#### What the task asks
Read the material below and tally how many lines hold the word "think", giving the number and nothing else.

┏━━

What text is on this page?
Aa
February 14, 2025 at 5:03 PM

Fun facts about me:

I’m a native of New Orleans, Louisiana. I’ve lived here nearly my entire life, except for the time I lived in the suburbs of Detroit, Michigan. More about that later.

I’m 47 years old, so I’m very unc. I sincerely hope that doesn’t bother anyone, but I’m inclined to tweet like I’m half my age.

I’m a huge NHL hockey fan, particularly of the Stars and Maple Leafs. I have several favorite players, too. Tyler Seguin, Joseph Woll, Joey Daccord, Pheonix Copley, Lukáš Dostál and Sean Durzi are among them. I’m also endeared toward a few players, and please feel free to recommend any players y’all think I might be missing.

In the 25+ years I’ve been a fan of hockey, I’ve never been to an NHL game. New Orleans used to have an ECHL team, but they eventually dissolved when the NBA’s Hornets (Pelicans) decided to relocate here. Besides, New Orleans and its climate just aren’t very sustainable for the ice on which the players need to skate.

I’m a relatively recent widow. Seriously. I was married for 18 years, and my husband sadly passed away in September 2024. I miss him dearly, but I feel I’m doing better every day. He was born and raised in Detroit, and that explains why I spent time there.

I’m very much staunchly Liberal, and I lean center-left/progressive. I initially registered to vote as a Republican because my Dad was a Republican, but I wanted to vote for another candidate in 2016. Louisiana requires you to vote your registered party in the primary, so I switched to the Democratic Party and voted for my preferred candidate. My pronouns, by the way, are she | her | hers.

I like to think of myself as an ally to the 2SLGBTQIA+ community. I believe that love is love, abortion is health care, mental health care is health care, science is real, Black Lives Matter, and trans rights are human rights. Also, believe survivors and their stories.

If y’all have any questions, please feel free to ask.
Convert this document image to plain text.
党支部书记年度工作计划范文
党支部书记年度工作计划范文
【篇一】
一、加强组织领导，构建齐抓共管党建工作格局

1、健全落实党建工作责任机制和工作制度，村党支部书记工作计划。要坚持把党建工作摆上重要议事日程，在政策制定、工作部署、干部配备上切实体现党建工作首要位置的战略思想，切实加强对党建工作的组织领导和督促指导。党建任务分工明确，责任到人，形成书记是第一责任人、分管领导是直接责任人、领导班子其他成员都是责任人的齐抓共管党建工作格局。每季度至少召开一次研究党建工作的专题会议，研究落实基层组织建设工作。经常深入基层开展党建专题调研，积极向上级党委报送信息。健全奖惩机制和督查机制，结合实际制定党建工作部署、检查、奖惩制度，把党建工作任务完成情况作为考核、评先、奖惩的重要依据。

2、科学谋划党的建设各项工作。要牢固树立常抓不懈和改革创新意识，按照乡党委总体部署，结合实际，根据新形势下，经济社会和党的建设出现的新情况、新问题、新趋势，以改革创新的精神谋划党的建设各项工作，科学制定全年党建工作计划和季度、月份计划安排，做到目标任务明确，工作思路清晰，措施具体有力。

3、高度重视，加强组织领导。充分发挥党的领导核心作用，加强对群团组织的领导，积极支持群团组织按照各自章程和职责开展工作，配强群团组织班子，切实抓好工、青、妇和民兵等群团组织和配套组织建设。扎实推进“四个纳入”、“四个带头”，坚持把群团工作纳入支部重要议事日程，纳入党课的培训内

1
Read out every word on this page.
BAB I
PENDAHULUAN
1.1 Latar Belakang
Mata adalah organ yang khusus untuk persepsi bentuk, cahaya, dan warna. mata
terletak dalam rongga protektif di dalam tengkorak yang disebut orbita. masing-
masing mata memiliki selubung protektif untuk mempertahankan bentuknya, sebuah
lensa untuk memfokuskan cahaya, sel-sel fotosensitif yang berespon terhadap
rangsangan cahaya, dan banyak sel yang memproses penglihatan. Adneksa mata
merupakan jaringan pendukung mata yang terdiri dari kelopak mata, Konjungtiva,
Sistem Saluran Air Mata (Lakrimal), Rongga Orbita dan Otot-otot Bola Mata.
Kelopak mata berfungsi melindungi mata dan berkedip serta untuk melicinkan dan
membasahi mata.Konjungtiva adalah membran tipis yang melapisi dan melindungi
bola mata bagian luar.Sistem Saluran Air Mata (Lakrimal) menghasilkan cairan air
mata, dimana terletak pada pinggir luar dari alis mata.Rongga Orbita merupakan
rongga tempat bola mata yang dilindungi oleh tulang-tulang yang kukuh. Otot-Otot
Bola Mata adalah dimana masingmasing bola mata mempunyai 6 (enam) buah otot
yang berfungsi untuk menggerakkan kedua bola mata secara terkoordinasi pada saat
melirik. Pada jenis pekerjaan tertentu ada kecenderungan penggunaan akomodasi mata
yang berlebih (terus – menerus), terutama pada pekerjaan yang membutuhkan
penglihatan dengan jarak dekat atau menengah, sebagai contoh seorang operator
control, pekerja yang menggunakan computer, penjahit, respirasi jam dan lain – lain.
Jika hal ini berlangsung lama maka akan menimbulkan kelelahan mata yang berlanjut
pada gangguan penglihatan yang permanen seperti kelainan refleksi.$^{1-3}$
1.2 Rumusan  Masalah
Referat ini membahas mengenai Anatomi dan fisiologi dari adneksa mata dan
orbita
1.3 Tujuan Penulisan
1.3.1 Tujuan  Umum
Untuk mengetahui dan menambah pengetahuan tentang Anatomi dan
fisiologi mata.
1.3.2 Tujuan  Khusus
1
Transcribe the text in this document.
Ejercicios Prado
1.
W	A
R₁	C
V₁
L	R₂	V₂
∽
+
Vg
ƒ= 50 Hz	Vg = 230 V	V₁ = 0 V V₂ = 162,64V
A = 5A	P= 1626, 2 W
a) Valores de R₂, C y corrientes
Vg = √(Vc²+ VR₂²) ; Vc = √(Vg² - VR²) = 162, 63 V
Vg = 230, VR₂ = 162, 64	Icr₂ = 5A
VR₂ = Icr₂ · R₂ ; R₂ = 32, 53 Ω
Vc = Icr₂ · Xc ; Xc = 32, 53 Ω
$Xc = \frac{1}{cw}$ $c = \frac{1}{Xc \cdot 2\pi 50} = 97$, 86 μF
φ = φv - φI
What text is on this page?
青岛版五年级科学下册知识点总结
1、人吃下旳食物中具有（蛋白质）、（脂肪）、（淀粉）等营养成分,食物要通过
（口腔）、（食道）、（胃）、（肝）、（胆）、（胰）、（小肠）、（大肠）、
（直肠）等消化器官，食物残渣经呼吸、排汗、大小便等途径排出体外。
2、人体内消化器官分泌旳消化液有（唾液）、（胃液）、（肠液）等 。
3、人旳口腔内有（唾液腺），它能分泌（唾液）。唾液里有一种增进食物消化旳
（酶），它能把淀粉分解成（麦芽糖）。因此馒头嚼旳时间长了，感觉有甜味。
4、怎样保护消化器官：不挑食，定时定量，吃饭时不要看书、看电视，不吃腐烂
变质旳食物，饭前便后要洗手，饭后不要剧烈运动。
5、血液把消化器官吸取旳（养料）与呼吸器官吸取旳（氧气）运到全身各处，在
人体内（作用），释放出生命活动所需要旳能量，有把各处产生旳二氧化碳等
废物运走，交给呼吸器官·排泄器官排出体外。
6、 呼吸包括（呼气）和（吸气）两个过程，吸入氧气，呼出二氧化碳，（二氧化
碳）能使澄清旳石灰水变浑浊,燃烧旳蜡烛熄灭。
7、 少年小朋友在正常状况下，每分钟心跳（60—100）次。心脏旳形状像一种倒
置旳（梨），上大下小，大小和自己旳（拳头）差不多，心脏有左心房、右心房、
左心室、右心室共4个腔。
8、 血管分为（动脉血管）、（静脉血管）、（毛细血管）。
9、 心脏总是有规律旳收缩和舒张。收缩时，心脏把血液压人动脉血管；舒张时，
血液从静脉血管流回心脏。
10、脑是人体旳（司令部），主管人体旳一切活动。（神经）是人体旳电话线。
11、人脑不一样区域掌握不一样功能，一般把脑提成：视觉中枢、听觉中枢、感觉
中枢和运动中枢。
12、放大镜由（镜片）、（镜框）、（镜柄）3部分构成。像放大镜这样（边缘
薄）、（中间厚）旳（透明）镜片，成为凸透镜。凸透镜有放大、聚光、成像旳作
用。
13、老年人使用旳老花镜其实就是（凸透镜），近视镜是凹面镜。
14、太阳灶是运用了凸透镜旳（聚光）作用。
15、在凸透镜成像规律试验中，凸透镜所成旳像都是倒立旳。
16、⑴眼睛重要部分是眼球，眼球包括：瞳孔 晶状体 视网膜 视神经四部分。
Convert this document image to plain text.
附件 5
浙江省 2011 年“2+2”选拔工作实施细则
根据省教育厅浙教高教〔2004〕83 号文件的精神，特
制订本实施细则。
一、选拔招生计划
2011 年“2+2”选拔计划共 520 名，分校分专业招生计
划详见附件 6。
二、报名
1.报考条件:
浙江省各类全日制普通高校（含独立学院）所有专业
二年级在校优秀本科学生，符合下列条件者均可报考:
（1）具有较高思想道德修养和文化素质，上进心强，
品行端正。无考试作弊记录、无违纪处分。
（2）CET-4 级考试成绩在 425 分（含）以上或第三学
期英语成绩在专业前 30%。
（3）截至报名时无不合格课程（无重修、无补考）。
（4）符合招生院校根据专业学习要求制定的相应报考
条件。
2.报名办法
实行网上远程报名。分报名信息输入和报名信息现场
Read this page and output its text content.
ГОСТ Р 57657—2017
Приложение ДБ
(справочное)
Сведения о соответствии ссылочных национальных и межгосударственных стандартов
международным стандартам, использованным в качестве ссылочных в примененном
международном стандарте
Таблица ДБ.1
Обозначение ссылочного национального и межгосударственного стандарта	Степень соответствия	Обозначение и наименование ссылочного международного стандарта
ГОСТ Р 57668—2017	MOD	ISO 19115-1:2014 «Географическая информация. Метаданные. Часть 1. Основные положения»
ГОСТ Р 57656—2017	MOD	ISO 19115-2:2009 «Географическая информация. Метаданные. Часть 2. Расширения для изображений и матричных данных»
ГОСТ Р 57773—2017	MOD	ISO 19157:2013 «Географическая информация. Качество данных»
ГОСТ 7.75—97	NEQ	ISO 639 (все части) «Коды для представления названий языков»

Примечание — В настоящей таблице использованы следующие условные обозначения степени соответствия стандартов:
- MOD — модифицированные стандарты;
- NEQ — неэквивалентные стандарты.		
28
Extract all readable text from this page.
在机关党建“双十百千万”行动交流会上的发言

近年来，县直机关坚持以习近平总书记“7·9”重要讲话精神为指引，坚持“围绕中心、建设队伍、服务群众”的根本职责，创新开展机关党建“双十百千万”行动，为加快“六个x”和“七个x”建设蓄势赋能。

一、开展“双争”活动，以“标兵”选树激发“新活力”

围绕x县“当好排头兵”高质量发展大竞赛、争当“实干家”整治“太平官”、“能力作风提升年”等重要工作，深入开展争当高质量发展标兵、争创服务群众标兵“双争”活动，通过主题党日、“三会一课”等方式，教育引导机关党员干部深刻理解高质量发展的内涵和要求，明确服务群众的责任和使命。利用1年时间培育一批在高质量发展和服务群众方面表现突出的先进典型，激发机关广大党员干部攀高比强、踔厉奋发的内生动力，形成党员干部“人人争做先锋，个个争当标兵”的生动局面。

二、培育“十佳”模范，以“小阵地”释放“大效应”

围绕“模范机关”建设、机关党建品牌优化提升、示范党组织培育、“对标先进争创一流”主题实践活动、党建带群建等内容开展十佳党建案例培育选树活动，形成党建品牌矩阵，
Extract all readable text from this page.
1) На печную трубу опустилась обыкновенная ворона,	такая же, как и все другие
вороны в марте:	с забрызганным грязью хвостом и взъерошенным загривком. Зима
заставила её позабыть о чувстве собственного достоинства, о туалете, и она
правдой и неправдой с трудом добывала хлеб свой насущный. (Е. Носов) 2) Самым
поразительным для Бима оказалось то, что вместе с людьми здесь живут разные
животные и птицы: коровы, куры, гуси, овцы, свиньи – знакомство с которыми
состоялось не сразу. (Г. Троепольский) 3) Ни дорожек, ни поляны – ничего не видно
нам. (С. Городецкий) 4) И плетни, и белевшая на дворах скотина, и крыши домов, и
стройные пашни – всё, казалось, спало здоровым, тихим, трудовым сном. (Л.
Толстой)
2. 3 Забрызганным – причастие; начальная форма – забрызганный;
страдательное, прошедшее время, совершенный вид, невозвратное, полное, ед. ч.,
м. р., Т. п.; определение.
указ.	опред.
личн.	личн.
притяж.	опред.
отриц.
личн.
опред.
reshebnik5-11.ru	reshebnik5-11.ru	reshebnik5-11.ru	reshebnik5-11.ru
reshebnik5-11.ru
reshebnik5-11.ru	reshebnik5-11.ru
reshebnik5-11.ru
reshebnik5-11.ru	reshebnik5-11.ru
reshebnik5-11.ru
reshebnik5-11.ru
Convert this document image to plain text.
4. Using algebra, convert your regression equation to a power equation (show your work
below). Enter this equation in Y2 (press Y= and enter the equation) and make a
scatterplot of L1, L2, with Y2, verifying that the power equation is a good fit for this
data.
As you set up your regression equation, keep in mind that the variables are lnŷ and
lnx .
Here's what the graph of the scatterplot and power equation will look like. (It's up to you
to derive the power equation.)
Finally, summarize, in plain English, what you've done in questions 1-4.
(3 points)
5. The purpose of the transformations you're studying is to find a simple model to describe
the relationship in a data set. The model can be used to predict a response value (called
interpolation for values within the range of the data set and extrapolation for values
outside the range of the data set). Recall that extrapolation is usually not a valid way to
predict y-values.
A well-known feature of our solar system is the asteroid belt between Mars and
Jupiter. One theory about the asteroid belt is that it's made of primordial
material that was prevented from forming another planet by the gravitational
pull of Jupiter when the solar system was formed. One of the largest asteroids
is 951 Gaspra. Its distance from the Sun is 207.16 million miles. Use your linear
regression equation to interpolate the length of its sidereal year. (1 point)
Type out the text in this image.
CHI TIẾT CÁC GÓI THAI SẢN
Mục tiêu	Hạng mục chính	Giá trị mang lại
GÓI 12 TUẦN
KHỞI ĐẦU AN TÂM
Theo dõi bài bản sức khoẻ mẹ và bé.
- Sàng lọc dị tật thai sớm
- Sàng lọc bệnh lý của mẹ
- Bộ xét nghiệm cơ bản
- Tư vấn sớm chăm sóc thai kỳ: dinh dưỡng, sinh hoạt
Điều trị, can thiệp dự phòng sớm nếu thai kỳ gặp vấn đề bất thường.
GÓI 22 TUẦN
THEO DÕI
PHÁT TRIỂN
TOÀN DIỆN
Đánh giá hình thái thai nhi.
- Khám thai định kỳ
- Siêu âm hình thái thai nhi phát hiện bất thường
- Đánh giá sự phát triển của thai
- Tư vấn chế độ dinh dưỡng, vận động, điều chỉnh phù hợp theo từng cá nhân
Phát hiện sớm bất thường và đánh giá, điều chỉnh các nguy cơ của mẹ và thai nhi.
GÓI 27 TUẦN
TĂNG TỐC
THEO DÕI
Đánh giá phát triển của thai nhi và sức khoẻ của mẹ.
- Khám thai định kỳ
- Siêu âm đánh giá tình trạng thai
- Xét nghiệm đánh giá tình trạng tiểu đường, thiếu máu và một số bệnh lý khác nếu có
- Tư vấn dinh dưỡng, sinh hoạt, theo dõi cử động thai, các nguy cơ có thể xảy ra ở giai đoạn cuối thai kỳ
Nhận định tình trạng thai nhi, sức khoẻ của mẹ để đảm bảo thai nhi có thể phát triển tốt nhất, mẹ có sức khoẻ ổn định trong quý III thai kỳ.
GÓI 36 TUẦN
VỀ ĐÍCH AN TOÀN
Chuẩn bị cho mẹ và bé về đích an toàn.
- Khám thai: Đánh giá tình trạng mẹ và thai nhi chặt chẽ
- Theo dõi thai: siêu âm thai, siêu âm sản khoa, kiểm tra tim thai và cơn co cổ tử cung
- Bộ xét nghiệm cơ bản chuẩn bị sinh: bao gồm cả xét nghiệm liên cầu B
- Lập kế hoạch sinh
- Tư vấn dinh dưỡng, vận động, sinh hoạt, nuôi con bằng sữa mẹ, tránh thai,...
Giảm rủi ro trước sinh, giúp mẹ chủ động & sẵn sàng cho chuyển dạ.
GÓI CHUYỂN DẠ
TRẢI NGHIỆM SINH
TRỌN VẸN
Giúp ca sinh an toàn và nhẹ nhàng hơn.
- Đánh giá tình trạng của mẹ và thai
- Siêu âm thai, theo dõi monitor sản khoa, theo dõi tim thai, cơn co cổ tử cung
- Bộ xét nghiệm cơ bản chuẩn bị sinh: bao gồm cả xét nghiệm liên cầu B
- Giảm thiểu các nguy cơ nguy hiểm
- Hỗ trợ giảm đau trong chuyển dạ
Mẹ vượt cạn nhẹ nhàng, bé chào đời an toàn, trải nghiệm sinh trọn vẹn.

┗━━

#### Result
2